**Challenge**
Using the data below, copy each line that includes the word "text".

----------------

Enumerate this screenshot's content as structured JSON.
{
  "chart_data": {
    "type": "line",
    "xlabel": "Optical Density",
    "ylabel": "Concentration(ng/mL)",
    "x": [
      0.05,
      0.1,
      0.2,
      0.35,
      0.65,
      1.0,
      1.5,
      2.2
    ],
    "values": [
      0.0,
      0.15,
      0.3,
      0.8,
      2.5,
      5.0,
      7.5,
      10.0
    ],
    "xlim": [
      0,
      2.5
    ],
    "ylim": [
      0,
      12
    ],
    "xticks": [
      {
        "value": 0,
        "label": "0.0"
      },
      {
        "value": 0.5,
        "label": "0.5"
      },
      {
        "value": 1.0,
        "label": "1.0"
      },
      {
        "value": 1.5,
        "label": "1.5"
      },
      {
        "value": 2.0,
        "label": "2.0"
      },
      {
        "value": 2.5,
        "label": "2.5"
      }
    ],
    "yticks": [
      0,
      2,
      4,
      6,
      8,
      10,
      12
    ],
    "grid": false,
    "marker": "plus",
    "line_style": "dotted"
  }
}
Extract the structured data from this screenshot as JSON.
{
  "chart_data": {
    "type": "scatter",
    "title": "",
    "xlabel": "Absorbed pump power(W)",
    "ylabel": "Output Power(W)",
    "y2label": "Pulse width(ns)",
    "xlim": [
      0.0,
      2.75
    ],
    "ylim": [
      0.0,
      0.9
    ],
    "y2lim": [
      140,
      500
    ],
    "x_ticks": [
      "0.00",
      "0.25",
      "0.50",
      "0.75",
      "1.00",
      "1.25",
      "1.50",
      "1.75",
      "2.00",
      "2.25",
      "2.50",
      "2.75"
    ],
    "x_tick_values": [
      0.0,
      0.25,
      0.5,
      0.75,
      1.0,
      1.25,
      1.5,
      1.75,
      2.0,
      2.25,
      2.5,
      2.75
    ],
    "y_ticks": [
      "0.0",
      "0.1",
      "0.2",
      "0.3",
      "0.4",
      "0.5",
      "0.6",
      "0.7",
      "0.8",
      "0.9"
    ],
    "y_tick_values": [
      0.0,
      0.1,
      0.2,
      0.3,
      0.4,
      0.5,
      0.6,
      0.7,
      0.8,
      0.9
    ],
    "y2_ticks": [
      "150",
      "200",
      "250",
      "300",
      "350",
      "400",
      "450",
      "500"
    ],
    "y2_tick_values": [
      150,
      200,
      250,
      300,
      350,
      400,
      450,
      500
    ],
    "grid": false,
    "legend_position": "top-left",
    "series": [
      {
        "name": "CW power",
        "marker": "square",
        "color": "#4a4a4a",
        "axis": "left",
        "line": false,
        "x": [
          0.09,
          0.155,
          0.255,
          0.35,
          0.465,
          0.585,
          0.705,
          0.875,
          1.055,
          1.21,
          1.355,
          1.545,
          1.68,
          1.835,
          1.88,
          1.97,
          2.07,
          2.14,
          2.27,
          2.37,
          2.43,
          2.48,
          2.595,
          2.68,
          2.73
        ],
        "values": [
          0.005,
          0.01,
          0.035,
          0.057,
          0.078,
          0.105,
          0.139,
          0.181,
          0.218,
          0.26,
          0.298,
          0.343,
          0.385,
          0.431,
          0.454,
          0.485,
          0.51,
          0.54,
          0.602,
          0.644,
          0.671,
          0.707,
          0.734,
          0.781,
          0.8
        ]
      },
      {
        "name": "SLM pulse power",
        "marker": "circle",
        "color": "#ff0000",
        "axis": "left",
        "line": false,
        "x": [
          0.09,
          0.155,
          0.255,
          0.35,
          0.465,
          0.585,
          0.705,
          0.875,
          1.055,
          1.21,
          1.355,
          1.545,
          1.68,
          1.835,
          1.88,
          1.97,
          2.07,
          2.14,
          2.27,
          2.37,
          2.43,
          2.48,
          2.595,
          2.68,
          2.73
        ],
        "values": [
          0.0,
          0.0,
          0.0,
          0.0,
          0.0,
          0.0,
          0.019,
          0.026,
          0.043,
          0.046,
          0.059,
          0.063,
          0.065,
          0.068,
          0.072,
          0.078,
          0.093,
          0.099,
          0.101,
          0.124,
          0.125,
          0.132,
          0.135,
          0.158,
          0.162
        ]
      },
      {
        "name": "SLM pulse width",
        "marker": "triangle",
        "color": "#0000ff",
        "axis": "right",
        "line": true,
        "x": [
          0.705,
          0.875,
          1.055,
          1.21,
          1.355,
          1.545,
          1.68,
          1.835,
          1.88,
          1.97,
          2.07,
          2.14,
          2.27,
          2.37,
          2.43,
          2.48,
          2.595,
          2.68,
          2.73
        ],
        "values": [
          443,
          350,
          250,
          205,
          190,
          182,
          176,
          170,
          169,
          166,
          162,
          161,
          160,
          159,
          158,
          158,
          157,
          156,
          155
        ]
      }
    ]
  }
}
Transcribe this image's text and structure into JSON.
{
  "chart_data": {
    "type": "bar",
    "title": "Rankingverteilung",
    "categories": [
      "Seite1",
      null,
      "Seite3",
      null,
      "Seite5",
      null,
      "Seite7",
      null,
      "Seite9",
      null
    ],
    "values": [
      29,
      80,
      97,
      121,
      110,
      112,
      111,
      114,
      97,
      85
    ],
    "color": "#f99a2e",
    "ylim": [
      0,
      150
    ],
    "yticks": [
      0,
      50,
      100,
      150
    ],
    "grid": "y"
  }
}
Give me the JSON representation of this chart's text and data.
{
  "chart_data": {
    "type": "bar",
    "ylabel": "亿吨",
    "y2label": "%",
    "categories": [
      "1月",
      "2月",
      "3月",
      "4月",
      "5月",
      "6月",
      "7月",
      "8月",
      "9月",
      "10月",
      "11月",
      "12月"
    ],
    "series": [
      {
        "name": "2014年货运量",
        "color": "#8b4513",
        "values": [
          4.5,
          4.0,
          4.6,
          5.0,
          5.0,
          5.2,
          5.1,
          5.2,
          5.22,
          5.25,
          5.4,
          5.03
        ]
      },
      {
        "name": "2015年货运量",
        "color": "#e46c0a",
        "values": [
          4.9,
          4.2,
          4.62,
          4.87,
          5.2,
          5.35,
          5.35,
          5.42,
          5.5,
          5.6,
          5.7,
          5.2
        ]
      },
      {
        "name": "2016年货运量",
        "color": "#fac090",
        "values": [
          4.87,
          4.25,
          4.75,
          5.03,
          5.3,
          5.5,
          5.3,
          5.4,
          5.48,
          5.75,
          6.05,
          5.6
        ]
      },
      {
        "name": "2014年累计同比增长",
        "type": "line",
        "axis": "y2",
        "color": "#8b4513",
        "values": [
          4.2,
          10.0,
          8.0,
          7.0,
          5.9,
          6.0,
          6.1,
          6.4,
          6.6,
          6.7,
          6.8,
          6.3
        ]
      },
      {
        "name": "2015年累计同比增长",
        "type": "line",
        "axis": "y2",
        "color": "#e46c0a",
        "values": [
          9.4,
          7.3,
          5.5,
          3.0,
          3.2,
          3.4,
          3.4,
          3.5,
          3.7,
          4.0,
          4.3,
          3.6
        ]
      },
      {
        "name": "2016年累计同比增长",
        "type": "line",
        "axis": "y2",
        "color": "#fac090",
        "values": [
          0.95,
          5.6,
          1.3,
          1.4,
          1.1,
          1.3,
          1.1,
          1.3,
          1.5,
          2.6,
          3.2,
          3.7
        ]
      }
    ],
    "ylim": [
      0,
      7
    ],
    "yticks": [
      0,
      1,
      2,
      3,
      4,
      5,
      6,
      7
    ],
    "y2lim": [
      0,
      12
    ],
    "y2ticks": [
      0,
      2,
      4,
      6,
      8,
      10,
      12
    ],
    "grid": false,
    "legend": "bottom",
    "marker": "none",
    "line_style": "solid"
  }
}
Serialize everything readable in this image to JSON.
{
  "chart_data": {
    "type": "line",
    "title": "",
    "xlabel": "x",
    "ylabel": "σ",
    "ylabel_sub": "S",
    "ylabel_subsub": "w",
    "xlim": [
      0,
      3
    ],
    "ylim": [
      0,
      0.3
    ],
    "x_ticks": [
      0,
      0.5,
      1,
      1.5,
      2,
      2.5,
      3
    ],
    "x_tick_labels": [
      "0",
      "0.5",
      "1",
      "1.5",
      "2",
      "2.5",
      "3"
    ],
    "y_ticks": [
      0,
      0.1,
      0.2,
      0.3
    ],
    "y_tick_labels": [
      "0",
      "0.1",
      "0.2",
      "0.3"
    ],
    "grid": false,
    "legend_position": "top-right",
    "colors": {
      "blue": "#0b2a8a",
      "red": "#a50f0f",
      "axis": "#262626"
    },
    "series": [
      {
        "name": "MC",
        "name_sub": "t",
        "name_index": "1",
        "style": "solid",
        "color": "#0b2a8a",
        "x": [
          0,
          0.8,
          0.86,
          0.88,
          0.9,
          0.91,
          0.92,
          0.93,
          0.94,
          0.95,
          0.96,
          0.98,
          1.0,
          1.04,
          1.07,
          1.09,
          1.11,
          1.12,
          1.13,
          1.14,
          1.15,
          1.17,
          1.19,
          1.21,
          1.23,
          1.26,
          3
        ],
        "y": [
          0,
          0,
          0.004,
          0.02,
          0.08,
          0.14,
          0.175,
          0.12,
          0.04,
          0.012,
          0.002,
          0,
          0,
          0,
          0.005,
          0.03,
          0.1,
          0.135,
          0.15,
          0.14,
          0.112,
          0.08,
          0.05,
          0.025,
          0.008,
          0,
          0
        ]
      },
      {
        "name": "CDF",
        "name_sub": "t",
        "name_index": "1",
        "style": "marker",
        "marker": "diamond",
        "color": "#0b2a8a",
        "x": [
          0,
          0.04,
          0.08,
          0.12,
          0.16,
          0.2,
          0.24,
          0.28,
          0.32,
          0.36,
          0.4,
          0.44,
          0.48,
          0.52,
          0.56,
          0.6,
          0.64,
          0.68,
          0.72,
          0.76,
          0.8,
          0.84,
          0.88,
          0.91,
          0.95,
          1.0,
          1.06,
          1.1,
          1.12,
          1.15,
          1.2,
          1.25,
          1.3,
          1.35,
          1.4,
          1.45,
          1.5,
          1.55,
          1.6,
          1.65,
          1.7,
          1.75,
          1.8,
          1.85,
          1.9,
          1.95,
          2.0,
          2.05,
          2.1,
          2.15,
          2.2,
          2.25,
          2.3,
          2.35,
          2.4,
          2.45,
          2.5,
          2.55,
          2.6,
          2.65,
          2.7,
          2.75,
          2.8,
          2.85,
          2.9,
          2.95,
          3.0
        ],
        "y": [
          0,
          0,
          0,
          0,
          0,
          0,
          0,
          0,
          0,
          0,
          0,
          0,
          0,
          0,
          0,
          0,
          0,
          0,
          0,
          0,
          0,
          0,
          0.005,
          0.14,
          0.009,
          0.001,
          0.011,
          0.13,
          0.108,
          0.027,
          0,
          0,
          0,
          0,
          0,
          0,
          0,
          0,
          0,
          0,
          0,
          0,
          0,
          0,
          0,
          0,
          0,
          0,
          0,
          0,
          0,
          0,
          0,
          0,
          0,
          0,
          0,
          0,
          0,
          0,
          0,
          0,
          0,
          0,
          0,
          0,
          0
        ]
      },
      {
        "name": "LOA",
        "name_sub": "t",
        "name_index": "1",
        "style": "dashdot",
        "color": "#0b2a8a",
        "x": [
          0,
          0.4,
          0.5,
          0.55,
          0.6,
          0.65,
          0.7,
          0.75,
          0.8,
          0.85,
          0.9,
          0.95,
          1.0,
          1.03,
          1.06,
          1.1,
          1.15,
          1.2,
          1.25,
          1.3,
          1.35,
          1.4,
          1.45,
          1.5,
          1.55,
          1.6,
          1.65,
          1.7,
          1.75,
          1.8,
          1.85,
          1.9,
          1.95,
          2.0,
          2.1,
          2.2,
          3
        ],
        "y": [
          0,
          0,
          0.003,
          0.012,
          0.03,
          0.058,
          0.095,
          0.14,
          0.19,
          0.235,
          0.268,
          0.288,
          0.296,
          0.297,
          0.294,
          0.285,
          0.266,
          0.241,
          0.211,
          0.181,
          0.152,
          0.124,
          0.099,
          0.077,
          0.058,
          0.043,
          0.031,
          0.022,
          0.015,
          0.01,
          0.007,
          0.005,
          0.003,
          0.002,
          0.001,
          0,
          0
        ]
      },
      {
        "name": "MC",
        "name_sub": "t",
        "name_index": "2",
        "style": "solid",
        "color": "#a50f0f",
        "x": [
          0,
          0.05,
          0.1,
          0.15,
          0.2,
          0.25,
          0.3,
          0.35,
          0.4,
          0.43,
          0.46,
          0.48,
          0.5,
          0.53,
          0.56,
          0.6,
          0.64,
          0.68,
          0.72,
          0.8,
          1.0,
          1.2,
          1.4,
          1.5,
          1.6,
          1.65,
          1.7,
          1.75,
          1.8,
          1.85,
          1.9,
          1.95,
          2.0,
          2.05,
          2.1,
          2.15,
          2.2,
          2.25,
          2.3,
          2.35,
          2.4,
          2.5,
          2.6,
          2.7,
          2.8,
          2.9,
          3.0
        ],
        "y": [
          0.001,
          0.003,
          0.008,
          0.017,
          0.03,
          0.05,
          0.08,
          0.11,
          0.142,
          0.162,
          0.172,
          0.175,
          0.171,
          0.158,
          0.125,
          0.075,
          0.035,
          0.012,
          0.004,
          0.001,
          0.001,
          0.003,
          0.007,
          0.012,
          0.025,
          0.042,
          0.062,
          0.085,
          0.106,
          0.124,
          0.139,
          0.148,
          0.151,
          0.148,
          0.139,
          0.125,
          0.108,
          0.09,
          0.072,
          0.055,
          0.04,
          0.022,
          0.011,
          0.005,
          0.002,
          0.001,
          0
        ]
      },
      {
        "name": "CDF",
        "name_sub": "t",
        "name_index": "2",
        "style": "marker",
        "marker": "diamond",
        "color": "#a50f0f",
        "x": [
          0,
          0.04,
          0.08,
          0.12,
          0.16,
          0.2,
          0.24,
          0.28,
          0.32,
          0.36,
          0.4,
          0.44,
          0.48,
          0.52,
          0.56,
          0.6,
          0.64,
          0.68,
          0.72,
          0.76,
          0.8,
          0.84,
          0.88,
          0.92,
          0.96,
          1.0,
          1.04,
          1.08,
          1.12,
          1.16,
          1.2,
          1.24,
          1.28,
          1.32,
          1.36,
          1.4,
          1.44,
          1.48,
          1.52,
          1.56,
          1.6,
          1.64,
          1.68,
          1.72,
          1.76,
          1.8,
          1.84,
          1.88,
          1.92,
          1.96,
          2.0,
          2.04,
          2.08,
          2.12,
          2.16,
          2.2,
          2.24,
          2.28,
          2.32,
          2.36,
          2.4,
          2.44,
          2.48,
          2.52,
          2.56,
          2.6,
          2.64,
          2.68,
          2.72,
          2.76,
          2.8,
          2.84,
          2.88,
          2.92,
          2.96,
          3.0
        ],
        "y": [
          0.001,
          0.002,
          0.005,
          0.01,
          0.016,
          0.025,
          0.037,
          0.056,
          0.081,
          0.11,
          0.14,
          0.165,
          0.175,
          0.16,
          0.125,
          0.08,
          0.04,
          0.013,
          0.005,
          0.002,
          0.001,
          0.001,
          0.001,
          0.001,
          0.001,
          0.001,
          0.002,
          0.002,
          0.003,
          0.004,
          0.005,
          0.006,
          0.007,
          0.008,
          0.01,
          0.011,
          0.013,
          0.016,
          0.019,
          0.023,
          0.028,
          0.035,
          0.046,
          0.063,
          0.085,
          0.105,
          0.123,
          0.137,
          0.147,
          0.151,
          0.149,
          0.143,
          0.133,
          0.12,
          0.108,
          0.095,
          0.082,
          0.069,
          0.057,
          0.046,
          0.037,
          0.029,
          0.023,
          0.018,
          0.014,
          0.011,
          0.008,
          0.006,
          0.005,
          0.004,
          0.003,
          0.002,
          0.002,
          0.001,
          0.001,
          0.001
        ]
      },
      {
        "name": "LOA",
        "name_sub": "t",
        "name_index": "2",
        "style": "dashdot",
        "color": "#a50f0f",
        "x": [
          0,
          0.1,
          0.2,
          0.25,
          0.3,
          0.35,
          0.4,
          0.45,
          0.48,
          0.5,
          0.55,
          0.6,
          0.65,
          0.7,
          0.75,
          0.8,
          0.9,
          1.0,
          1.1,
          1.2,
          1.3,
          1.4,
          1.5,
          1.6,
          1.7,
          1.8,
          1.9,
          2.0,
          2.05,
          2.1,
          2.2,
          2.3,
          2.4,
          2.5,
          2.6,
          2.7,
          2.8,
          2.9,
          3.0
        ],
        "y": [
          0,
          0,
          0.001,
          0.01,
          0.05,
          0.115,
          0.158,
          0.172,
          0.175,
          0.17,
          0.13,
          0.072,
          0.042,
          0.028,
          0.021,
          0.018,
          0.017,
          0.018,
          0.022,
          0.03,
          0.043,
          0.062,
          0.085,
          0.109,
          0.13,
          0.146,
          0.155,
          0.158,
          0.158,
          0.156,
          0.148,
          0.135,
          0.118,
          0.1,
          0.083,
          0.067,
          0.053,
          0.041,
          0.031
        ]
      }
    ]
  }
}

----------------

**Exercise result**
Transcribe this image's text and structure into JSON.
Give me the JSON representation of this chart's text and data.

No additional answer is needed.